Return every line of the data below that includes the string "compared".

================

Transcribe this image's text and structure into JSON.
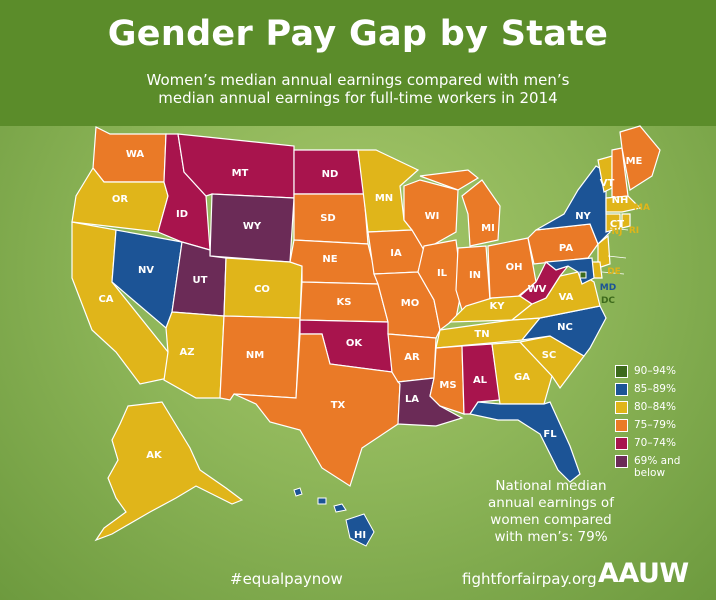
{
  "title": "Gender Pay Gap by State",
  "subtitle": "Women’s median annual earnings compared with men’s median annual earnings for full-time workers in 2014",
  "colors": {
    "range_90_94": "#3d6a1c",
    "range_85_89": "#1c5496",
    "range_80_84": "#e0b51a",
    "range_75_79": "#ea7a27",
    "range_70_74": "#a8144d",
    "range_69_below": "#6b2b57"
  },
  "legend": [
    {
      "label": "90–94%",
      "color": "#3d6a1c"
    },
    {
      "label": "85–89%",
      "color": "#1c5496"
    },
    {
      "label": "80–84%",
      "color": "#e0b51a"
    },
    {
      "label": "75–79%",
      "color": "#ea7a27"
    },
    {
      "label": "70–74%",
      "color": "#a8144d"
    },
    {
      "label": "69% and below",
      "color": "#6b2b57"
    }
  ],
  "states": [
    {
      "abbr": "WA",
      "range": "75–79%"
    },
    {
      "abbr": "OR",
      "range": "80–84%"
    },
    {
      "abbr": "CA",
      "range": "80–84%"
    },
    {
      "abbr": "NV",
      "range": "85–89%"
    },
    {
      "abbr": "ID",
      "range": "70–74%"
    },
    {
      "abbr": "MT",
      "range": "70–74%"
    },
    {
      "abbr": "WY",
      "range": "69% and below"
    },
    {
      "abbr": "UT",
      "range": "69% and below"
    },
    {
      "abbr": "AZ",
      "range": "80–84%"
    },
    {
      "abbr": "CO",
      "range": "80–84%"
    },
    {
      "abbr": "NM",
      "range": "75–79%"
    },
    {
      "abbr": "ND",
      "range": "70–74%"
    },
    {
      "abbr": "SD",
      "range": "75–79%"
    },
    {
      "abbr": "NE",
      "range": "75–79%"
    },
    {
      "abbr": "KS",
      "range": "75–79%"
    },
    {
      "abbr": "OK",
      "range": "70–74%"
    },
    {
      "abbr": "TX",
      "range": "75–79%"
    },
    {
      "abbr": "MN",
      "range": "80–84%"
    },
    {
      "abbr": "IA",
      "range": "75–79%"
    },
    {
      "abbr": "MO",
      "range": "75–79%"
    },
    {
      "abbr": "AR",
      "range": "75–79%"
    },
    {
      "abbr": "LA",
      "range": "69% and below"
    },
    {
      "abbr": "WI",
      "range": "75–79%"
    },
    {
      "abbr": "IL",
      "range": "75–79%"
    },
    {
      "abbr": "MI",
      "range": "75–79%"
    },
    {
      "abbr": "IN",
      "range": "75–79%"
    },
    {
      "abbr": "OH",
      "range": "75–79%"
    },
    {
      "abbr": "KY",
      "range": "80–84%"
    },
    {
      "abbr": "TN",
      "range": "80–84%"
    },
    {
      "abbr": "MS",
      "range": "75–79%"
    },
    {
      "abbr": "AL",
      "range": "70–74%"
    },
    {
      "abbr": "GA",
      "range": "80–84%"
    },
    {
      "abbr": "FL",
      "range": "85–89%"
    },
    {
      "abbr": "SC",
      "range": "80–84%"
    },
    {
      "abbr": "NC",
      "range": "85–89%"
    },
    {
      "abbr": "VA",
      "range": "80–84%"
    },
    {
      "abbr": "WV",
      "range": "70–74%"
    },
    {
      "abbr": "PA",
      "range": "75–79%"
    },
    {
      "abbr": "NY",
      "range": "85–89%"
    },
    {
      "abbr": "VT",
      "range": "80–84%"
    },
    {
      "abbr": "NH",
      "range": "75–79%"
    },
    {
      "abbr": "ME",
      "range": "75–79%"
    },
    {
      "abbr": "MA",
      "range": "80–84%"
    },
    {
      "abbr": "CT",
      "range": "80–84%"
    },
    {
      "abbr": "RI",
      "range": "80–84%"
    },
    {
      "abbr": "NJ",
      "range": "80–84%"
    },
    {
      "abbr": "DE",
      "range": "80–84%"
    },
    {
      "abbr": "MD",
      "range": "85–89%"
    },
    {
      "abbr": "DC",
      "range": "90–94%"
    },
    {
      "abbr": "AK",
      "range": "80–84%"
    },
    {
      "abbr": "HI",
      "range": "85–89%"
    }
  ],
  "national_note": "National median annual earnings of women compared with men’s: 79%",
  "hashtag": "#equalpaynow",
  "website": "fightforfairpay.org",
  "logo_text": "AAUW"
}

================

*Solution to this problem*.
  "subtitle": "Women’s median annual earnings compared with men’s median annual earnings for full-time workers in 2014",
  "national_note": "National median annual earnings of women compared with men’s: 79%",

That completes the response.